◆ **Work required**
Show, in full, each line of the data that contains "image".
— start Exercise data —
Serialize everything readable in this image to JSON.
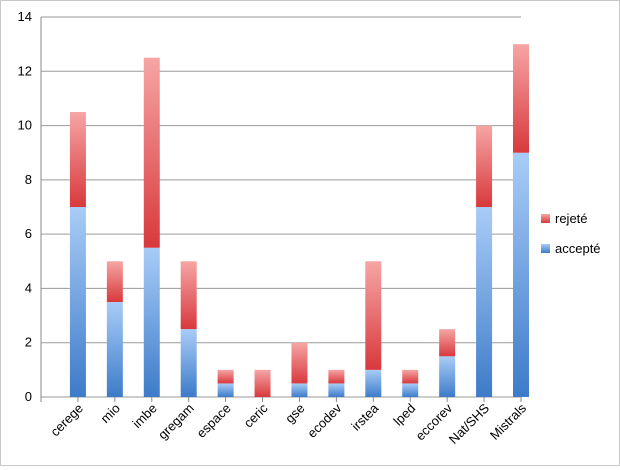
{
  "chart_data": {
    "type": "bar",
    "stacked": true,
    "title": "",
    "xlabel": "",
    "ylabel": "",
    "ylim": [
      0,
      14
    ],
    "yticks": [
      0,
      2,
      4,
      6,
      8,
      10,
      12,
      14
    ],
    "grid": true,
    "legend_position": "right",
    "categories": [
      "cerege",
      "mio",
      "imbe",
      "gregam",
      "espace",
      "ceric",
      "gse",
      "ecodev",
      "irstea",
      "lped",
      "eccorev",
      "Nat/SHS",
      "Mistrals"
    ],
    "series": [
      {
        "name": "accepté",
        "values": [
          7,
          3.5,
          5.5,
          2.5,
          0.5,
          0,
          0.5,
          0.5,
          1,
          0.5,
          1.5,
          7,
          9
        ],
        "color_top": "#a9ccf7",
        "color_bottom": "#3d7bc9"
      },
      {
        "name": "rejeté",
        "values": [
          3.5,
          1.5,
          7,
          2.5,
          0.5,
          1,
          1.5,
          0.5,
          4,
          0.5,
          1,
          3,
          4
        ],
        "color_top": "#f6a5a5",
        "color_bottom": "#d8393c"
      }
    ]
  }
}
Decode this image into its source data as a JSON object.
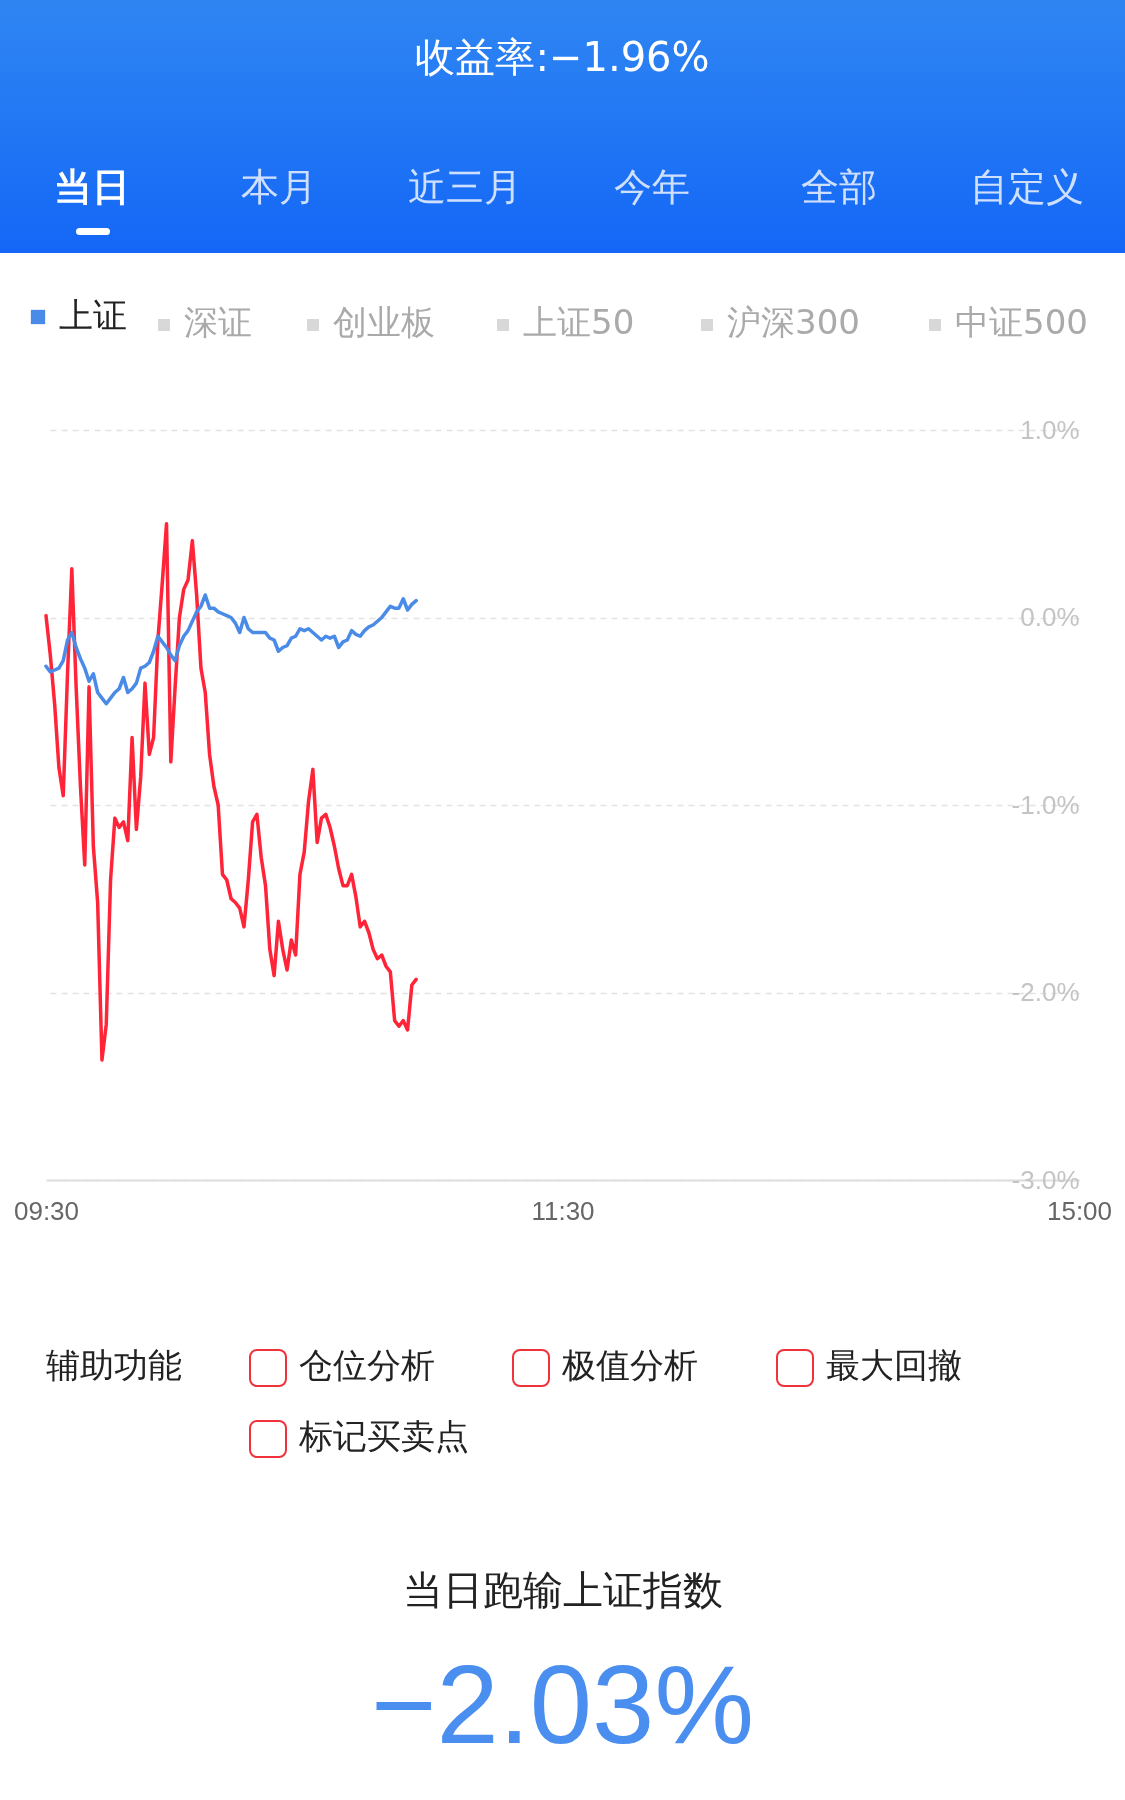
{
  "chart_data": {
    "type": "line",
    "title": "收益率:−1.96%",
    "annotations": [
      "当日",
      "本月",
      "近三月",
      "今年",
      "全部",
      "自定义",
      "深证",
      "创业板",
      "上证50",
      "沪深300",
      "中证500",
      "辅助功能",
      "仓位分析",
      "极值分析",
      "最大回撤",
      "标记买卖点",
      "当日跑输上证指数",
      "−2.03%"
    ],
    "categories": [
      "09:30",
      null,
      null,
      null,
      null,
      null,
      null,
      null,
      null,
      null,
      null,
      null,
      null,
      null,
      null,
      null,
      null,
      null,
      null,
      null,
      null,
      null,
      null,
      null,
      null,
      null,
      null,
      null,
      null,
      null,
      null,
      null,
      null,
      null,
      null,
      null,
      null,
      null,
      null,
      null,
      null,
      null,
      null,
      null,
      null,
      null,
      null,
      null,
      null,
      null,
      null,
      null,
      null,
      null,
      null,
      null,
      null,
      null,
      null,
      null,
      null,
      null,
      null,
      null,
      null,
      null,
      null,
      null,
      null,
      null,
      null,
      null,
      null,
      null,
      null,
      null,
      null,
      null,
      null,
      null,
      null,
      null,
      null,
      null,
      null,
      null,
      null,
      null,
      null,
      null,
      null,
      null,
      null,
      null,
      null,
      null,
      null,
      null,
      null,
      null,
      null,
      null,
      null,
      null,
      null,
      null,
      null,
      null,
      null,
      null,
      null,
      null,
      null,
      null,
      null,
      null,
      null,
      null,
      null,
      null,
      "11:30",
      null,
      null,
      null,
      null,
      null,
      null,
      null,
      null,
      null,
      null,
      null,
      null,
      null,
      null,
      null,
      null,
      null,
      null,
      null,
      null,
      null,
      null,
      null,
      null,
      null,
      null,
      null,
      null,
      null,
      null,
      null,
      null,
      null,
      null,
      null,
      null,
      null,
      null,
      null,
      null,
      null,
      null,
      null,
      null,
      null,
      null,
      null,
      null,
      null,
      null,
      null,
      null,
      null,
      null,
      null,
      null,
      null,
      null,
      null,
      null,
      null,
      null,
      null,
      null,
      null,
      null,
      null,
      null,
      null,
      null,
      null,
      null,
      null,
      null,
      null,
      null,
      null,
      null,
      null,
      null,
      null,
      null,
      null,
      null,
      null,
      null,
      null,
      null,
      null,
      null,
      null,
      null,
      null,
      null,
      null,
      null,
      null,
      null,
      null,
      null,
      null,
      null,
      null,
      null,
      null,
      null,
      null,
      null,
      null,
      null,
      null,
      null,
      null,
      null,
      null,
      null,
      null,
      null,
      null,
      "15:00"
    ],
    "series": [
      {
        "color": "#ff2438",
        "values": [
          0.01,
          -0.2,
          -0.46,
          -0.8,
          -0.95,
          -0.3,
          0.26,
          -0.37,
          -0.9,
          -1.32,
          -0.37,
          -1.22,
          -1.52,
          -2.36,
          -2.17,
          -1.4,
          -1.07,
          -1.12,
          -1.09,
          -1.19,
          -0.64,
          -1.13,
          -0.85,
          -0.35,
          -0.73,
          -0.64,
          -0.12,
          0.18,
          0.5,
          -0.77,
          -0.37,
          0.0,
          0.15,
          0.2,
          0.41,
          0.12,
          -0.27,
          -0.4,
          -0.73,
          -0.9,
          -1.0,
          -1.37,
          -1.4,
          -1.5,
          -1.52,
          -1.55,
          -1.65,
          -1.4,
          -1.09,
          -1.05,
          -1.28,
          -1.43,
          -1.77,
          -1.91,
          -1.62,
          -1.77,
          -1.88,
          -1.72,
          -1.8,
          -1.37,
          -1.25,
          -0.98,
          -0.81,
          -1.2,
          -1.07,
          -1.05,
          -1.12,
          -1.22,
          -1.34,
          -1.43,
          -1.43,
          -1.37,
          -1.49,
          -1.65,
          -1.62,
          -1.68,
          -1.77,
          -1.82,
          -1.8,
          -1.86,
          -1.89,
          -2.15,
          -2.18,
          -2.15,
          -2.2,
          -1.96,
          -1.93,
          null,
          null,
          null,
          null,
          null,
          null,
          null,
          null,
          null,
          null,
          null,
          null,
          null,
          null,
          null,
          null,
          null,
          null,
          null,
          null,
          null,
          null,
          null,
          null,
          null,
          null,
          null,
          null,
          null,
          null,
          null,
          null,
          null,
          null,
          null,
          null,
          null,
          null,
          null,
          null,
          null,
          null,
          null,
          null,
          null,
          null,
          null,
          null,
          null,
          null,
          null,
          null,
          null,
          null,
          null,
          null,
          null,
          null,
          null,
          null,
          null,
          null,
          null,
          null,
          null,
          null,
          null,
          null,
          null,
          null,
          null,
          null,
          null,
          null,
          null,
          null,
          null,
          null,
          null,
          null,
          null,
          null,
          null,
          null,
          null,
          null,
          null,
          null,
          null,
          null,
          null,
          null,
          null,
          null,
          null,
          null,
          null,
          null,
          null,
          null,
          null,
          null,
          null,
          null,
          null,
          null,
          null,
          null,
          null,
          null,
          null,
          null,
          null,
          null,
          null,
          null,
          null,
          null,
          null,
          null,
          null,
          null,
          null,
          null,
          null,
          null,
          null,
          null,
          null,
          null,
          null,
          null,
          null,
          null,
          null,
          null,
          null,
          null,
          null,
          null,
          null,
          null,
          null,
          null,
          null,
          null,
          null,
          null,
          null,
          null,
          null,
          null,
          null,
          null
        ]
      },
      {
        "name": "上证",
        "color": "#4a8be8",
        "values": [
          -0.26,
          -0.29,
          -0.28,
          -0.27,
          -0.23,
          -0.12,
          -0.08,
          -0.16,
          -0.22,
          -0.27,
          -0.34,
          -0.3,
          -0.4,
          -0.43,
          -0.46,
          -0.43,
          -0.4,
          -0.38,
          -0.32,
          -0.4,
          -0.38,
          -0.35,
          -0.27,
          -0.26,
          -0.24,
          -0.18,
          -0.1,
          -0.13,
          -0.16,
          -0.2,
          -0.23,
          -0.15,
          -0.1,
          -0.07,
          -0.02,
          0.03,
          0.06,
          0.12,
          0.05,
          0.05,
          0.03,
          0.02,
          0.01,
          0.0,
          -0.03,
          -0.08,
          0.0,
          -0.06,
          -0.08,
          -0.08,
          -0.08,
          -0.08,
          -0.11,
          -0.12,
          -0.18,
          -0.16,
          -0.15,
          -0.11,
          -0.1,
          -0.06,
          -0.07,
          -0.06,
          -0.08,
          -0.1,
          -0.12,
          -0.1,
          -0.11,
          -0.1,
          -0.16,
          -0.13,
          -0.12,
          -0.07,
          -0.09,
          -0.1,
          -0.07,
          -0.05,
          -0.04,
          -0.02,
          0.0,
          0.03,
          0.06,
          0.05,
          0.05,
          0.1,
          0.04,
          0.07,
          0.09,
          null,
          null,
          null,
          null,
          null,
          null,
          null,
          null,
          null,
          null,
          null,
          null,
          null,
          null,
          null,
          null,
          null,
          null,
          null,
          null,
          null,
          null,
          null,
          null,
          null,
          null,
          null,
          null,
          null,
          null,
          null,
          null,
          null,
          null,
          null,
          null,
          null,
          null,
          null,
          null,
          null,
          null,
          null,
          null,
          null,
          null,
          null,
          null,
          null,
          null,
          null,
          null,
          null,
          null,
          null,
          null,
          null,
          null,
          null,
          null,
          null,
          null,
          null,
          null,
          null,
          null,
          null,
          null,
          null,
          null,
          null,
          null,
          null,
          null,
          null,
          null,
          null,
          null,
          null,
          null,
          null,
          null,
          null,
          null,
          null,
          null,
          null,
          null,
          null,
          null,
          null,
          null,
          null,
          null,
          null,
          null,
          null,
          null,
          null,
          null,
          null,
          null,
          null,
          null,
          null,
          null,
          null,
          null,
          null,
          null,
          null,
          null,
          null,
          null,
          null,
          null,
          null,
          null,
          null,
          null,
          null,
          null,
          null,
          null,
          null,
          null,
          null,
          null,
          null,
          null,
          null,
          null,
          null,
          null,
          null,
          null,
          null,
          null,
          null,
          null,
          null,
          null,
          null,
          null,
          null,
          null,
          null,
          null,
          null,
          null,
          null,
          null,
          null,
          null
        ]
      }
    ],
    "ylim": [
      -3,
      1
    ],
    "yticks": [
      {
        "value": 1,
        "label": "1.0%"
      },
      {
        "value": 0,
        "label": "0.0%"
      },
      {
        "value": -1,
        "label": "-1.0%"
      },
      {
        "value": -2,
        "label": "-2.0%"
      },
      {
        "value": -3,
        "label": "-3.0%"
      }
    ],
    "grid": "y",
    "legend": "top left",
    "line_style": "solid",
    "marker": "none"
  }
}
— end Exercise data —
◆ **Answer for this exercise**
Serialize everything readable in this image to JSON.
Decode this image into its source data as a JSON object.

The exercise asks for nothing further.